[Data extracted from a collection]
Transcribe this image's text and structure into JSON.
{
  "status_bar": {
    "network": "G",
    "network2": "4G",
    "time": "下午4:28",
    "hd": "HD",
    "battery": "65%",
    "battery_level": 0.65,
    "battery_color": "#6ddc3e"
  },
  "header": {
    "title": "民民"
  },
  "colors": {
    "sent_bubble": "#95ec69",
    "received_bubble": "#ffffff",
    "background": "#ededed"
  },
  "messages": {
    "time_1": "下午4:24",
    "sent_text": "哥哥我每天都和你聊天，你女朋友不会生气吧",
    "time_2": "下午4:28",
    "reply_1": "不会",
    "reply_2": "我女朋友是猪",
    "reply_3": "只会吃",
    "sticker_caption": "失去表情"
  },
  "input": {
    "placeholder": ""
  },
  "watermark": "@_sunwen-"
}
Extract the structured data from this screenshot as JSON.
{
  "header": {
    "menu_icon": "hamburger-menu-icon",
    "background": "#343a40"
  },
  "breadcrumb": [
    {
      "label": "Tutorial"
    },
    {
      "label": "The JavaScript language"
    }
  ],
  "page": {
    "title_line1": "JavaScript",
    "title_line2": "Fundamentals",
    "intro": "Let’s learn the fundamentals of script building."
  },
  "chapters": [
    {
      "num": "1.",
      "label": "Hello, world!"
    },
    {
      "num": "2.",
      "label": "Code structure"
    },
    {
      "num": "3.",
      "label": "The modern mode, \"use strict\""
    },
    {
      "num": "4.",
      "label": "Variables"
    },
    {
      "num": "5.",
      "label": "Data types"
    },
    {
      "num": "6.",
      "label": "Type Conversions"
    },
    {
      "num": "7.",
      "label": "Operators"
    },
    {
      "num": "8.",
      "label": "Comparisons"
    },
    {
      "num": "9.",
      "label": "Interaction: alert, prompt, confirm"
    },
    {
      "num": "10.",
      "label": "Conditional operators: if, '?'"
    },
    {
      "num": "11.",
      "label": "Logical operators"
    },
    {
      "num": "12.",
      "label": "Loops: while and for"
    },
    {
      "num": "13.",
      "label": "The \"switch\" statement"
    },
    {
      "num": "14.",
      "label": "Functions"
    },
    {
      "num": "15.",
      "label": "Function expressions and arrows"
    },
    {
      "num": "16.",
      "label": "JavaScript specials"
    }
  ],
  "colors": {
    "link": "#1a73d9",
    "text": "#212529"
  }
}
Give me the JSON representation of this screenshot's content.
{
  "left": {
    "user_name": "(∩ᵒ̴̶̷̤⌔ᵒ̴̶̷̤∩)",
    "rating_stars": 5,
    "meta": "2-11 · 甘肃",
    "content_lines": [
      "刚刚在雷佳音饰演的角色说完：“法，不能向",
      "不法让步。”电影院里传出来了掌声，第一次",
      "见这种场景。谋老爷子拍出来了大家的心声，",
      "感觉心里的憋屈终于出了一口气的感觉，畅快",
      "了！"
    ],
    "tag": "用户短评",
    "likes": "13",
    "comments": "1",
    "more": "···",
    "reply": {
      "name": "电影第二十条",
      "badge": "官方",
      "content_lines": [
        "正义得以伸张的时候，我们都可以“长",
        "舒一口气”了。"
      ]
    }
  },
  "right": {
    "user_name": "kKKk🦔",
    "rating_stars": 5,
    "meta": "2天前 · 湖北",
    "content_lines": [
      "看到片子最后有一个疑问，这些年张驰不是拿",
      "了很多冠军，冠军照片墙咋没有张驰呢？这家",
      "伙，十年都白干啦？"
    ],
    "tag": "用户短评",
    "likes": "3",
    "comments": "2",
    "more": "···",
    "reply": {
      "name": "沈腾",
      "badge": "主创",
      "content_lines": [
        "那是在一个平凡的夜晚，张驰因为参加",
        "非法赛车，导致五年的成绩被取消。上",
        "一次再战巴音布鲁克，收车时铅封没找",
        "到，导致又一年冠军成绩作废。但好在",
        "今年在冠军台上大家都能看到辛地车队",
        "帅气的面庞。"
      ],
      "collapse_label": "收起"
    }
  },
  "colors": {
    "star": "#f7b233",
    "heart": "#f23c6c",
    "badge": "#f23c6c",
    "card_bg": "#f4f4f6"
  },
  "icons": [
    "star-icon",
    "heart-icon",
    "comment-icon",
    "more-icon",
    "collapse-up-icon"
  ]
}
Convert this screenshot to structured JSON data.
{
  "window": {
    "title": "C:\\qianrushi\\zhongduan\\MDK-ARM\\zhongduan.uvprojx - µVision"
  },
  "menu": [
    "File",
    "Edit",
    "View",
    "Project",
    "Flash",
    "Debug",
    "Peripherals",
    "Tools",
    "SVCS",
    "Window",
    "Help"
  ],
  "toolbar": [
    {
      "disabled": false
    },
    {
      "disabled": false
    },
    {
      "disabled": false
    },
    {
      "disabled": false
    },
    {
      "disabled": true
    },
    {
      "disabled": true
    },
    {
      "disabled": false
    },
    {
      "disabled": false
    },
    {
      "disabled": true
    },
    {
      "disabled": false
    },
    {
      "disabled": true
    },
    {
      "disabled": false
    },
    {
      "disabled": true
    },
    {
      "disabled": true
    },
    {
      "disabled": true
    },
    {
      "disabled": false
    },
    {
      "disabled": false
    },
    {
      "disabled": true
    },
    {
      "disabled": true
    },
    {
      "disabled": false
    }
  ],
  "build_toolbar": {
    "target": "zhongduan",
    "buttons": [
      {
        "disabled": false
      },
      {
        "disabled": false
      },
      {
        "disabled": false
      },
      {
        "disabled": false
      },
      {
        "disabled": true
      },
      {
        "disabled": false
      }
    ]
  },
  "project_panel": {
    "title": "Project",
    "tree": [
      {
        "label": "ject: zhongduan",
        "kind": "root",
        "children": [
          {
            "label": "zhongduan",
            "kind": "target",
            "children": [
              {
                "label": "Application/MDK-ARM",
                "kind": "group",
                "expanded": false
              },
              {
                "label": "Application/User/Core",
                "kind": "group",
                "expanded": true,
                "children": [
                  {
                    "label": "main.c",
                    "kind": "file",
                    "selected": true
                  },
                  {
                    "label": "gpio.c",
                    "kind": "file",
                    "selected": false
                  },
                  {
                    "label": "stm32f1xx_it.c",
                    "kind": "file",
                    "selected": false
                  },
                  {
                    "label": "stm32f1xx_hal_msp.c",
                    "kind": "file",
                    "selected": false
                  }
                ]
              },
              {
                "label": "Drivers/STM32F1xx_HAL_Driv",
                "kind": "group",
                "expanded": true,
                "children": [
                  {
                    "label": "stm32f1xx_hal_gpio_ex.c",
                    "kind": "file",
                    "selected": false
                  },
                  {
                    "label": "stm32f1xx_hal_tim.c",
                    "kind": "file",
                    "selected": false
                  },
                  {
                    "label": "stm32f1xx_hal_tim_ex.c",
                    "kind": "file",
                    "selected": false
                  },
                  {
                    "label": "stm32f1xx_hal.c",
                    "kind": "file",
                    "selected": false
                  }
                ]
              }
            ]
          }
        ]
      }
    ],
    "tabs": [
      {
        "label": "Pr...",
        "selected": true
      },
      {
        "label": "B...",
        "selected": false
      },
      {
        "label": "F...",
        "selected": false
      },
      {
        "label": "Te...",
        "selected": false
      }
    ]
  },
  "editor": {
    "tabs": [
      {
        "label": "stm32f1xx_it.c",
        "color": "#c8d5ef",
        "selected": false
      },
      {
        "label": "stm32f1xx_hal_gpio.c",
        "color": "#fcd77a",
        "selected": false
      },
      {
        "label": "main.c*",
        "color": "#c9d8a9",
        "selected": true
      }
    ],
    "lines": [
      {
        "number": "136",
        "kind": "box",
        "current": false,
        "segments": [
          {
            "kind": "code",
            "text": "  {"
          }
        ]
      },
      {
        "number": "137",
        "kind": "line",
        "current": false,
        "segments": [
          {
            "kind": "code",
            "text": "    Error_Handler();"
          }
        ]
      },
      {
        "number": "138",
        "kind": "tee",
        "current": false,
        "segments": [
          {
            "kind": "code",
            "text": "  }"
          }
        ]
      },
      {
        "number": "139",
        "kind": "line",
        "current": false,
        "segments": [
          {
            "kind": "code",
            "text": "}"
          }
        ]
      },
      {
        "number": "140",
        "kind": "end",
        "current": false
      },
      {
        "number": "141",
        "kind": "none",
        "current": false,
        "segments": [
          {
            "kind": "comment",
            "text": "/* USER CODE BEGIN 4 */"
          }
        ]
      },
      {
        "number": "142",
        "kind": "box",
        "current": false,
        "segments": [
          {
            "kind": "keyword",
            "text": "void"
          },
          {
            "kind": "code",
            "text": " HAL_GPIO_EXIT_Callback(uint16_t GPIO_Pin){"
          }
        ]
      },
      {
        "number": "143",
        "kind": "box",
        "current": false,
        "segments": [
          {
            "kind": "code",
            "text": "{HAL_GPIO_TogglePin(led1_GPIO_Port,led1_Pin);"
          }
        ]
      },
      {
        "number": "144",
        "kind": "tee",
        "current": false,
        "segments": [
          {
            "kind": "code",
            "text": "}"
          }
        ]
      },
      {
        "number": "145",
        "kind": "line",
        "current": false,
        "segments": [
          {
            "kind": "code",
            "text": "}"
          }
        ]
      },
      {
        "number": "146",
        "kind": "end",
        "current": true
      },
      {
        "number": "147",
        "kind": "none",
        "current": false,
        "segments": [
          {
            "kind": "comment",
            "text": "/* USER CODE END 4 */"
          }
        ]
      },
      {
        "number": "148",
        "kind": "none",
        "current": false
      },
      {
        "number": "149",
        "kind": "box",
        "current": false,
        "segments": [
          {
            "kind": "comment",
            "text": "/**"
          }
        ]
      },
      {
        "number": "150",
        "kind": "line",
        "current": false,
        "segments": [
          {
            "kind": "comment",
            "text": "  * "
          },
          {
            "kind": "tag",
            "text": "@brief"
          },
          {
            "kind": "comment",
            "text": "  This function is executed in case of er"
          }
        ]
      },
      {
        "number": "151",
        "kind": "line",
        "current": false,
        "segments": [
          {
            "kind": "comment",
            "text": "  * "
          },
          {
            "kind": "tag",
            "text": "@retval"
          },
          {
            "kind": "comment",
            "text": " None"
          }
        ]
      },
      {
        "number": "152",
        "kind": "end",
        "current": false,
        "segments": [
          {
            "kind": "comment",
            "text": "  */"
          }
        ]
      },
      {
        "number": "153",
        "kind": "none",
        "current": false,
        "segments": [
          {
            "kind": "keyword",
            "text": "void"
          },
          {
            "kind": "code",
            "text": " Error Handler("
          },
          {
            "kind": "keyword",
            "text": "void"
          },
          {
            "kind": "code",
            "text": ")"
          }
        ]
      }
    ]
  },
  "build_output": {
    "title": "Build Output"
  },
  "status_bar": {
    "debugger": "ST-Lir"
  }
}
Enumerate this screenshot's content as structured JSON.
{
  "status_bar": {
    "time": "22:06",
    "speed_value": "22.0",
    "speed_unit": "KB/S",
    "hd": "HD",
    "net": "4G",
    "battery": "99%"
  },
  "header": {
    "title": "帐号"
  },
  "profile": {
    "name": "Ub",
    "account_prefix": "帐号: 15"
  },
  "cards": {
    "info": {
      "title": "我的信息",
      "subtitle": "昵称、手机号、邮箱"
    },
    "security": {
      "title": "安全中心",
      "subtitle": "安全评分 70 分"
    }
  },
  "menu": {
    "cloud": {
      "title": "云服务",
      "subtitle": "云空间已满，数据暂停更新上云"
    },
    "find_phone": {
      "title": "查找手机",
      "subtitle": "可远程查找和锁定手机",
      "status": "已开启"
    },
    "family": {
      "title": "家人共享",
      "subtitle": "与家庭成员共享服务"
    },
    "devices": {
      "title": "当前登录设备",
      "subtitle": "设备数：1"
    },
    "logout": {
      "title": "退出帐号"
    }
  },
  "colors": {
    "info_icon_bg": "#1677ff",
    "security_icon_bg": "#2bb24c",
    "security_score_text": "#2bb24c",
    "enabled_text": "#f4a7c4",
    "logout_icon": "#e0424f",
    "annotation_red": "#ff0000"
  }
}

Written request ▸
Show each line holding the word "Application".

Answer to the exercise ▸
                "label": "Application/MDK-ARM",
                "label": "Application/User/Core",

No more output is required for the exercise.